--- Input material ---
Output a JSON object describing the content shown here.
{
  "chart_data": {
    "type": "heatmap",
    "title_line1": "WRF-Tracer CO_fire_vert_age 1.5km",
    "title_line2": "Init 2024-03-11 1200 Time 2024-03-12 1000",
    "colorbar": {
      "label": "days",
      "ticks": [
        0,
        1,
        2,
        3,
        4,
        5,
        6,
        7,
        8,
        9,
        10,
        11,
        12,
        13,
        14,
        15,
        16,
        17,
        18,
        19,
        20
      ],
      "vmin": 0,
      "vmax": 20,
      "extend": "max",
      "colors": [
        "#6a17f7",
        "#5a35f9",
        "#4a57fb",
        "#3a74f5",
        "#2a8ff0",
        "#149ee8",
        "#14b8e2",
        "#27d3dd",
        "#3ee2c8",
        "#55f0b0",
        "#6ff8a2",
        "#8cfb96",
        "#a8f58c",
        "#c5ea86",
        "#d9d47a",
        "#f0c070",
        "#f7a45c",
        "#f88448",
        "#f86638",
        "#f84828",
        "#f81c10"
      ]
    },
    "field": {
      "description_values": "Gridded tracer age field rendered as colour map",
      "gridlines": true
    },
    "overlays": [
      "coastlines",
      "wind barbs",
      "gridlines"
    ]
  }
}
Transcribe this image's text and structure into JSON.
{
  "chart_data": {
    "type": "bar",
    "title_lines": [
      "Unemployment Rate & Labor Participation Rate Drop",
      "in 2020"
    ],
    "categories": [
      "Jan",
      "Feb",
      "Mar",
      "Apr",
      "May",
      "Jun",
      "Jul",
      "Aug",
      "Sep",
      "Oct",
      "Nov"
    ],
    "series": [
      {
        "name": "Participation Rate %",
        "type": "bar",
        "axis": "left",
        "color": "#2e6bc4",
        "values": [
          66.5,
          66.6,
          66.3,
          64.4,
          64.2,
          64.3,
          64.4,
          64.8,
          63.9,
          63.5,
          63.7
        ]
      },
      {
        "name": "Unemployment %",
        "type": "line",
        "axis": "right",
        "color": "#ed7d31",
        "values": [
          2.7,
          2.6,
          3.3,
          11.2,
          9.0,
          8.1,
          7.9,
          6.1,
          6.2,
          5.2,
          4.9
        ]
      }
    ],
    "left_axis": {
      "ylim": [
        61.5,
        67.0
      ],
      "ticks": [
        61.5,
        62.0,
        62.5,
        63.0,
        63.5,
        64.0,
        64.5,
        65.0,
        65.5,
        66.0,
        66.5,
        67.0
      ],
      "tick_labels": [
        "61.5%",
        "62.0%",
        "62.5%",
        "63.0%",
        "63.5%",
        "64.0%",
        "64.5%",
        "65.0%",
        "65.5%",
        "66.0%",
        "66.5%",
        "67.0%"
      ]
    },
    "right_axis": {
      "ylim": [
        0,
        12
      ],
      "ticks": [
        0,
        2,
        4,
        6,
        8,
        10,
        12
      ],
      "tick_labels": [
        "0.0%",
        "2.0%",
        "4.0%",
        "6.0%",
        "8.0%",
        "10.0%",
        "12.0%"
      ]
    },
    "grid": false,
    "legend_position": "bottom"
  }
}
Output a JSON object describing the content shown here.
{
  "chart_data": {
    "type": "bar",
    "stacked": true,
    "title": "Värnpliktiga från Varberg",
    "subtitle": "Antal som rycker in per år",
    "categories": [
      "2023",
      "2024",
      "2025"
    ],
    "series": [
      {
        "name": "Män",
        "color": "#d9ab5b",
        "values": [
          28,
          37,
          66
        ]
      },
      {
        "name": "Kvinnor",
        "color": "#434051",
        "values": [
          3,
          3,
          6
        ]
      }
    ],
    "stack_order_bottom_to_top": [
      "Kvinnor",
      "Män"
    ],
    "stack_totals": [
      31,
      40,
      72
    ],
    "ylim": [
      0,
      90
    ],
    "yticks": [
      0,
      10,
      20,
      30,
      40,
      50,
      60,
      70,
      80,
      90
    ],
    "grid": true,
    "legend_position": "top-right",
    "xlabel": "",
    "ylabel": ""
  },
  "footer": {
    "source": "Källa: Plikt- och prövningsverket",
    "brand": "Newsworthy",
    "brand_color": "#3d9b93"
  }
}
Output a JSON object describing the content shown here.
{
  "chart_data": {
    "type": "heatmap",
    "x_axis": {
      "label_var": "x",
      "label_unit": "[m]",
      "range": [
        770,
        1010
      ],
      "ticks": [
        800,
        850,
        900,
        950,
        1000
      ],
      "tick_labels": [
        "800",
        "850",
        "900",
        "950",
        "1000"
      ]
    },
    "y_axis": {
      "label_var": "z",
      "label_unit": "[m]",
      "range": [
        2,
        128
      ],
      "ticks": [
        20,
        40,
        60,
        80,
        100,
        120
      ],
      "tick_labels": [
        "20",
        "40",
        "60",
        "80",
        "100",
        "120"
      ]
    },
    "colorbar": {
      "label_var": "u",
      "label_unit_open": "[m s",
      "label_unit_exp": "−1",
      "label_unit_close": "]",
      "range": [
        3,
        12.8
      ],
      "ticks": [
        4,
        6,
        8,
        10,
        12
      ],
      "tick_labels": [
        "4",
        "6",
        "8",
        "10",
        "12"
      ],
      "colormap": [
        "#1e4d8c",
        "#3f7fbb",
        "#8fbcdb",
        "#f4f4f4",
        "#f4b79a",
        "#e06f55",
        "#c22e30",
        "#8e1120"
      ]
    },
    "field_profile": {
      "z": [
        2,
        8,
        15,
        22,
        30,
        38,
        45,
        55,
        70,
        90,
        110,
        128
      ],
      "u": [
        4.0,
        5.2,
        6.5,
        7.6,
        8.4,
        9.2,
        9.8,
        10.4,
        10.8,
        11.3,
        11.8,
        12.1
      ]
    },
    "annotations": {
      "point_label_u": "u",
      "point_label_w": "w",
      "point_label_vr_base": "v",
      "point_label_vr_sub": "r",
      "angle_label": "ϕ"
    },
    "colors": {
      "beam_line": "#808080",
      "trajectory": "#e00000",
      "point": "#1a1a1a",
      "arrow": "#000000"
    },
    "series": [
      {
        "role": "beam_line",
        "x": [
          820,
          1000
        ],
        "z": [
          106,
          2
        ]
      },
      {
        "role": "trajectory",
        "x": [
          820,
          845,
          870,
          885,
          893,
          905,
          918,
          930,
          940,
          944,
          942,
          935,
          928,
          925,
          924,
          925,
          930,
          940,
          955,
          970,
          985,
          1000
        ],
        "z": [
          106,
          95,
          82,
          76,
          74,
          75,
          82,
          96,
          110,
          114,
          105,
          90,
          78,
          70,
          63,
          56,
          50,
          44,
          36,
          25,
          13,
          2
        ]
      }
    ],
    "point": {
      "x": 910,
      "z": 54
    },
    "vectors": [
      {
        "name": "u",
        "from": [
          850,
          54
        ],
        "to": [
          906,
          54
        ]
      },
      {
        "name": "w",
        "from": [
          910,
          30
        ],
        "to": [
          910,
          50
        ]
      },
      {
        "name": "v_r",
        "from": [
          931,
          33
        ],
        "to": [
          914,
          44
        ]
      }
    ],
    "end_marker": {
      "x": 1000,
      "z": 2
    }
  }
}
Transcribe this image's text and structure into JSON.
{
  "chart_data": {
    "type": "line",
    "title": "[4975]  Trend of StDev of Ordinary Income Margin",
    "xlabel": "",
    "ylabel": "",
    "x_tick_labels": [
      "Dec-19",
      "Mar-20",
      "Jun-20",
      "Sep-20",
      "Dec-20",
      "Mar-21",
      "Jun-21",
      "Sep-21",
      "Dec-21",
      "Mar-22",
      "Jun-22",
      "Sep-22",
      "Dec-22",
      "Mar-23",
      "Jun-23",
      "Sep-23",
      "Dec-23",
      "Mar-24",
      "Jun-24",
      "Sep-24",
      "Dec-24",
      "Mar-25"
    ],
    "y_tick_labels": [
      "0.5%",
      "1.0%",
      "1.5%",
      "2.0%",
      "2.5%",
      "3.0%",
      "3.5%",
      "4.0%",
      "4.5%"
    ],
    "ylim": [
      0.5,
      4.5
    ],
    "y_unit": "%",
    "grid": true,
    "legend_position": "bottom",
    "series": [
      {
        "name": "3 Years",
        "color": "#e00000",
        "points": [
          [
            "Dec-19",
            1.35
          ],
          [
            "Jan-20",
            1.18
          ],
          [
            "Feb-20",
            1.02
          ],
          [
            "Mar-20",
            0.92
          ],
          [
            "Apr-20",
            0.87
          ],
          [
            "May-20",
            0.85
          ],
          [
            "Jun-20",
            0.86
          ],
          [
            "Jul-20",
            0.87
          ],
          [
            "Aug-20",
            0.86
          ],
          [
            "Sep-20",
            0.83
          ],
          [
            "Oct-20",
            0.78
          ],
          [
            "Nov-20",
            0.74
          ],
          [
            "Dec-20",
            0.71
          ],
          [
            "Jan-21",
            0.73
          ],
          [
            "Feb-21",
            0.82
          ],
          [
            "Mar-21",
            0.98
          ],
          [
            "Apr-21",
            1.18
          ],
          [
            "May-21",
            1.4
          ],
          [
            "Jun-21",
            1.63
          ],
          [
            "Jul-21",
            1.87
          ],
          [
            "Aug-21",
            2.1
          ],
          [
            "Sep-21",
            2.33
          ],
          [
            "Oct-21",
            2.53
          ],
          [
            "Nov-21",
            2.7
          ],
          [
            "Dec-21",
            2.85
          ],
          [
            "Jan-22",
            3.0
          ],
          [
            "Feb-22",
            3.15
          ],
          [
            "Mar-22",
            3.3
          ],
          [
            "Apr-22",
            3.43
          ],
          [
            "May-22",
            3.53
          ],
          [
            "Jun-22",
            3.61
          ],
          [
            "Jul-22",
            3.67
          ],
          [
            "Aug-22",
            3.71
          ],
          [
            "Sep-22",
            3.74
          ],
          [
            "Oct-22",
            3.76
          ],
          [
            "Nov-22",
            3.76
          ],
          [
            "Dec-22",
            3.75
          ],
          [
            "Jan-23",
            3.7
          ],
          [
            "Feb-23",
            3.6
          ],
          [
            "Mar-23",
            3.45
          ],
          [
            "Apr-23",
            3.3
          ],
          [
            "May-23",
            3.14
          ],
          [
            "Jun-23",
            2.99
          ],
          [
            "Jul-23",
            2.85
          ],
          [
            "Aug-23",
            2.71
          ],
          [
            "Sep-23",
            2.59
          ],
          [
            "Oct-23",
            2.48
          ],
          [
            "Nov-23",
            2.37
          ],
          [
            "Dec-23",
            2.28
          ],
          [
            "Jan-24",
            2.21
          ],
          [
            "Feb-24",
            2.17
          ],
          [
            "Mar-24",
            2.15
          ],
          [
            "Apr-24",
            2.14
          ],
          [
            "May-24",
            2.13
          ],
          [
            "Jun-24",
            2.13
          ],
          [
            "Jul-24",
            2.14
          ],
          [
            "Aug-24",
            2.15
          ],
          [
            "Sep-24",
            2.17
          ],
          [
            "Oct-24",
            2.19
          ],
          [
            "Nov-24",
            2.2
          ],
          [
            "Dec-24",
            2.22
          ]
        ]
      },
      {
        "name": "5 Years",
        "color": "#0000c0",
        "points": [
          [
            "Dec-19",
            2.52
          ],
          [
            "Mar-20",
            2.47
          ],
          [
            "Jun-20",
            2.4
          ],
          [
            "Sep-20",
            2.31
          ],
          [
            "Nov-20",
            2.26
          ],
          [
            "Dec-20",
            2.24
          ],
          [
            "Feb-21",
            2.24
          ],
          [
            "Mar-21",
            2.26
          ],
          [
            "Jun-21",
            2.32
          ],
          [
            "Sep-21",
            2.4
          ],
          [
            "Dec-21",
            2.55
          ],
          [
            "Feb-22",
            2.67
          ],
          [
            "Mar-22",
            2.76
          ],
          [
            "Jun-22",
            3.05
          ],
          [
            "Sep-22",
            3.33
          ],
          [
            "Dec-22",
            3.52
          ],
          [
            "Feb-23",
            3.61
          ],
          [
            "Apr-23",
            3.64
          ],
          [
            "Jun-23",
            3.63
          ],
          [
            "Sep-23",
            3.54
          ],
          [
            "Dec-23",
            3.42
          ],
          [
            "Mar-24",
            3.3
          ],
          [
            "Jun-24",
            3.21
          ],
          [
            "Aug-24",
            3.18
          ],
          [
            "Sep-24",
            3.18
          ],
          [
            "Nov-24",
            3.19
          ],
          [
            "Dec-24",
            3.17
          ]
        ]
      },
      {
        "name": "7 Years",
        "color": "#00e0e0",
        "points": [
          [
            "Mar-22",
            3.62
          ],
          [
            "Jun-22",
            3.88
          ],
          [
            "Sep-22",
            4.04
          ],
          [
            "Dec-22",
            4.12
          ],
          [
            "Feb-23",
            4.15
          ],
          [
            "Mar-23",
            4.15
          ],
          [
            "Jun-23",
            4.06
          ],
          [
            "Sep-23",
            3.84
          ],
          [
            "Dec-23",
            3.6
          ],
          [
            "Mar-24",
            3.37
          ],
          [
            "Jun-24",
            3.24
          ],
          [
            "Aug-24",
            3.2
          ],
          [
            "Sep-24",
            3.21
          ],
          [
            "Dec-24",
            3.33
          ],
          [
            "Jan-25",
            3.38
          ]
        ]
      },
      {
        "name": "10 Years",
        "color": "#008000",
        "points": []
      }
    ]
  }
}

--- The task ---
State the number of lines in the data that include the string "true", and add nothing else.

--- Result of the task ---
4